:: RECORDS TO USE

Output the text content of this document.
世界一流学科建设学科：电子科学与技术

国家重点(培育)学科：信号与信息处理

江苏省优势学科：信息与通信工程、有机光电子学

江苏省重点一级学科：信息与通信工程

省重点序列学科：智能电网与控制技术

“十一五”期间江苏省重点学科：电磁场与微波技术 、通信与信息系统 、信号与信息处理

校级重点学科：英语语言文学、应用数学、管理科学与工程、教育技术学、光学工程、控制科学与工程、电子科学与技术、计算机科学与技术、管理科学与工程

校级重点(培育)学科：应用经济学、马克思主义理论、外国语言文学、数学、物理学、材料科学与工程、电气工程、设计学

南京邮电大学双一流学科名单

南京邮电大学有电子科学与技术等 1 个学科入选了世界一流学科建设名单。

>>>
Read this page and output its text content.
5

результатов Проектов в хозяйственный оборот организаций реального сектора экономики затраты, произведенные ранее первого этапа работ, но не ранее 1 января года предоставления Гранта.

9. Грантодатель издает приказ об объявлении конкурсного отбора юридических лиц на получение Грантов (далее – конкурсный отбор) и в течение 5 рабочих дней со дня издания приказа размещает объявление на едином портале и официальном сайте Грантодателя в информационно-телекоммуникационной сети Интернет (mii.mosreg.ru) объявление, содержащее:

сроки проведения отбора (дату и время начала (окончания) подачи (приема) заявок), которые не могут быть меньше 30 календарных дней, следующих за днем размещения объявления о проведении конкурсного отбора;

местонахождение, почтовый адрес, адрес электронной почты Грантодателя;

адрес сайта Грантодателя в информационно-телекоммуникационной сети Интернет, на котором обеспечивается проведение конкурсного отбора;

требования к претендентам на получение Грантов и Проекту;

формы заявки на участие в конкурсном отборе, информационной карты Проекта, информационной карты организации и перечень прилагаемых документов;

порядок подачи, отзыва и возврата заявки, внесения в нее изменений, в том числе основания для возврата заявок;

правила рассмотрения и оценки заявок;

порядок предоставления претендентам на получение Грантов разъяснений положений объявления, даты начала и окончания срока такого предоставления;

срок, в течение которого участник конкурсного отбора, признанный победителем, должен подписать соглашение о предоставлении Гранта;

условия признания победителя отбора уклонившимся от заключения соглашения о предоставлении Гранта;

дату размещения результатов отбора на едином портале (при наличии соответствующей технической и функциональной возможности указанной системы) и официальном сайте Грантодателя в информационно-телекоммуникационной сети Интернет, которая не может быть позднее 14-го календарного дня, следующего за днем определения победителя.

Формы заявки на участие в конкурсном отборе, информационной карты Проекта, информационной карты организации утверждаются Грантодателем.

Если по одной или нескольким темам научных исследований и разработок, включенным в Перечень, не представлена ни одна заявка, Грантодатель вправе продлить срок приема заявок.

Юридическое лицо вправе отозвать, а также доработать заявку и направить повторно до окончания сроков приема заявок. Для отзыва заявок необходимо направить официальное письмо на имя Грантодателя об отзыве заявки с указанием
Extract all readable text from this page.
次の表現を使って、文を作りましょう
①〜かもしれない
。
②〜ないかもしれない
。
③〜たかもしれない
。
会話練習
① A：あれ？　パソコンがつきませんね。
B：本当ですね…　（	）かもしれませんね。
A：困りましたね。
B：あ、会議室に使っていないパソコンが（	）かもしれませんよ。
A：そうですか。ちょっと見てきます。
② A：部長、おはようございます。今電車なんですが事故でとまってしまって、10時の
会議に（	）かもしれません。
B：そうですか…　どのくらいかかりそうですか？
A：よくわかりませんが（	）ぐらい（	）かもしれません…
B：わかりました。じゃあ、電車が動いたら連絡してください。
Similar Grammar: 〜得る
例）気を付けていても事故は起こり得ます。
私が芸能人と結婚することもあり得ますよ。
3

::::

Your task is to repeat the data exactly; please include every line.

## EXERCISE RESPONSE
Output the text content of this document.
世界一流学科建设学科：电子科学与技术

国家重点(培育)学科：信号与信息处理

江苏省优势学科：信息与通信工程、有机光电子学

江苏省重点一级学科：信息与通信工程

省重点序列学科：智能电网与控制技术

“十一五”期间江苏省重点学科：电磁场与微波技术 、通信与信息系统 、信号与信息处理

校级重点学科：英语语言文学、应用数学、管理科学与工程、教育技术学、光学工程、控制科学与工程、电子科学与技术、计算机科学与技术、管理科学与工程

校级重点(培育)学科：应用经济学、马克思主义理论、外国语言文学、数学、物理学、材料科学与工程、电气工程、设计学

南京邮电大学双一流学科名单

南京邮电大学有电子科学与技术等 1 个学科入选了世界一流学科建设名单。

>>>
Read this page and output its text content.
5

результатов Проектов в хозяйственный оборот организаций реального сектора экономики затраты, произведенные ранее первого этапа работ, но не ранее 1 января года предоставления Гранта.

9. Грантодатель издает приказ об объявлении конкурсного отбора юридических лиц на получение Грантов (далее – конкурсный отбор) и в течение 5 рабочих дней со дня издания приказа размещает объявление на едином портале и официальном сайте Грантодателя в информационно-телекоммуникационной сети Интернет (mii.mosreg.ru) объявление, содержащее:

сроки проведения отбора (дату и время начала (окончания) подачи (приема) заявок), которые не могут быть меньше 30 календарных дней, следующих за днем размещения объявления о проведении конкурсного отбора;

местонахождение, почтовый адрес, адрес электронной почты Грантодателя;

адрес сайта Грантодателя в информационно-телекоммуникационной сети Интернет, на котором обеспечивается проведение конкурсного отбора;

требования к претендентам на получение Грантов и Проекту;

формы заявки на участие в конкурсном отборе, информационной карты Проекта, информационной карты организации и перечень прилагаемых документов;

порядок подачи, отзыва и возврата заявки, внесения в нее изменений, в том числе основания для возврата заявок;

правила рассмотрения и оценки заявок;

порядок предоставления претендентам на получение Грантов разъяснений положений объявления, даты начала и окончания срока такого предоставления;

срок, в течение которого участник конкурсного отбора, признанный победителем, должен подписать соглашение о предоставлении Гранта;

условия признания победителя отбора уклонившимся от заключения соглашения о предоставлении Гранта;

дату размещения результатов отбора на едином портале (при наличии соответствующей технической и функциональной возможности указанной системы) и официальном сайте Грантодателя в информационно-телекоммуникационной сети Интернет, которая не может быть позднее 14-го календарного дня, следующего за днем определения победителя.

Формы заявки на участие в конкурсном отборе, информационной карты Проекта, информационной карты организации утверждаются Грантодателем.

Если по одной или нескольким темам научных исследований и разработок, включенным в Перечень, не представлена ни одна заявка, Грантодатель вправе продлить срок приема заявок.

Юридическое лицо вправе отозвать, а также доработать заявку и направить повторно до окончания сроков приема заявок. Для отзыва заявок необходимо направить официальное письмо на имя Грантодателя об отзыве заявки с указанием
Extract all readable text from this page.
次の表現を使って、文を作りましょう
①〜かもしれない
。
②〜ないかもしれない
。
③〜たかもしれない
。
会話練習
① A：あれ？　パソコンがつきませんね。
B：本当ですね…　（	）かもしれませんね。
A：困りましたね。
B：あ、会議室に使っていないパソコンが（	）かもしれませんよ。
A：そうですか。ちょっと見てきます。
② A：部長、おはようございます。今電車なんですが事故でとまってしまって、10時の
会議に（	）かもしれません。
B：そうですか…　どのくらいかかりそうですか？
A：よくわかりませんが（	）ぐらい（	）かもしれません…
B：わかりました。じゃあ、電車が動いたら連絡してください。
Similar Grammar: 〜得る
例）気を付けていても事故は起こり得ます。
私が芸能人と結婚することもあり得ますよ。
3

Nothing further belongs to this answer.